> _EXERCISE DESCRIPTION_
Please state how the collider paper excerpt says the high-energy photon beam is produced.

---- EXCERPT

%Paper: 
%From: Raimo Vuopionper <vuopionp@pcu.helsinki.fi>
%Date: Tue, 8 Nov 1994 13:19:41 +0200 (EET)

%\documentstyle[preprint,aps]{revtex}
\documentstyle[aps]{revtex}
\begin{document}
\twocolumn[
\draft
\tighten
\preprint{HU-SEFT R 1994-15}
\title{Proton-ring and Electron-linac Collider (PRELC)\\
as a (first) TeV-range\\
electron-proton or photon-proton collider}
\author{\bf Raimo Vuopionper\"a}
\address{Research Institute for High Energy Physics,
University of Helsinki,\\
P.O.Box 9, FIN-00014 University of Helsinki, FINLAND\\
E-mail: vuopionp@pcu.helsinki.fi (Internet)\\ ${}^{}$}
%\date{October 31, 1994}
\maketitle
\widetext
\begin{abstract}
The use of the existing proton storage rings combined with  electron linear
accelerator as a ring-linac type electron-proton or photon-proton collider is
investigated. The total CM-energy of {\em Proton-ring and Electron-linac
Collider} (PRELC) is in the range of $1.0$ TeV. The most important physical
issues are listed and the most critical machine aspects of the PRELC are
studied. It is shown that the luminosities in the range of $10^{31}$ to
$10^{32}$ could be achieved. The PRELC could be used simultaneously with the
$e^+e^-$-collider if the refocused electron beam could be used as the electron
beam for the PRELC.
\end{abstract}
\pacs{PACS numbers: 13.60.-r,29.20.Dh,29.17.+w,13.90.+i}
%{29.90.+r,13.40.-f,12.60.-i,13.10.+q}
]
\narrowtext
The verification of the quark-parton model has been one of the successes of
the $e^-p^+$-collisions. The energy limitations of the fixed-target
experiments and the results of HERA \cite{HERA} electron-proton collider have
generally increased the interest to the electron-proton colliders. Due to the
energy losses caused by synchrotron radiation at electron rings the future of
storage ring type electron-proton colliders seems to be unrealistic and
therefore one must consider ring-linac type colliders
\cite{old,otherep,otheree,othergp,gammaphys,RKJPRV} as an option. Furthermore,
the PRELC ({\em Proton-ring and electron-linac Collider}) also offers us the
option to have TeV range photon-proton collisions \cite{othergp,gammaphys}.
The high energy photon beam is produced by the Compton backscattering of laser
photons off the high energy electron beam.

--------
---- INFORMATION PROVIDED

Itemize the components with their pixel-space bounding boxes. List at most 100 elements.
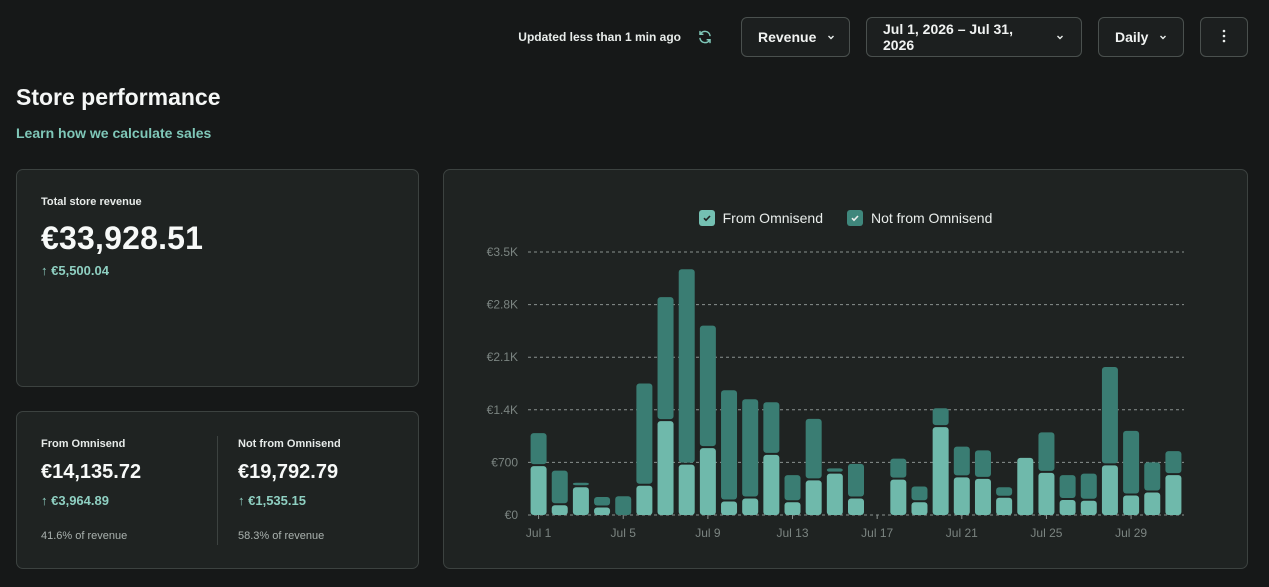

--------

> _RESPONSE TO THE TASK_
It is produced by Compton backscattering of laser photons off the high-energy electron beam.